Where a line below holds the string "image", copy that line.

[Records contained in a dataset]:

▼

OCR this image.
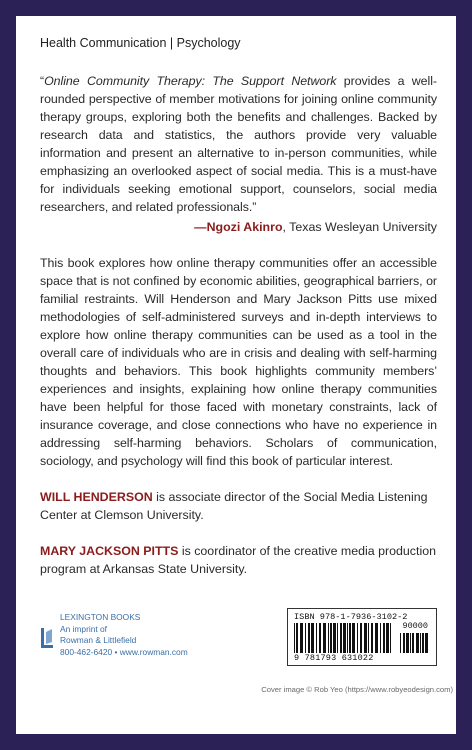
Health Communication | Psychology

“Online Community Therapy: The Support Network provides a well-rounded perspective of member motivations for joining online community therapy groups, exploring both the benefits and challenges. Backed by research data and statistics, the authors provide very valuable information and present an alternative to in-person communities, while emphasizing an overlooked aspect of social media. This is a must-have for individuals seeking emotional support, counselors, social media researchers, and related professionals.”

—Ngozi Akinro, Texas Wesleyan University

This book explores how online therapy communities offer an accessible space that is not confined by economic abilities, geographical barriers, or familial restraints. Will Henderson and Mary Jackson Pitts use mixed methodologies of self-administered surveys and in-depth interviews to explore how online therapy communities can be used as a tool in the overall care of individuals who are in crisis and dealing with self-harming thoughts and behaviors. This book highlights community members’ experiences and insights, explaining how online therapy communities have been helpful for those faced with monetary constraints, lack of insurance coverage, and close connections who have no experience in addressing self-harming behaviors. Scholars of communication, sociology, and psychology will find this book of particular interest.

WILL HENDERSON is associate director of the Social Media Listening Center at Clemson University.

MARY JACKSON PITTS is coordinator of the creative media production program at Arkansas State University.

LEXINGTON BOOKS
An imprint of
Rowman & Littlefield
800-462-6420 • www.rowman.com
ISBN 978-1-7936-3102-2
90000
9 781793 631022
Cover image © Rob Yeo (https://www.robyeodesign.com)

▲

[FULL RESPONSE]:
OCR this image.
Cover image © Rob Yeo (https://www.robyeodesign.com)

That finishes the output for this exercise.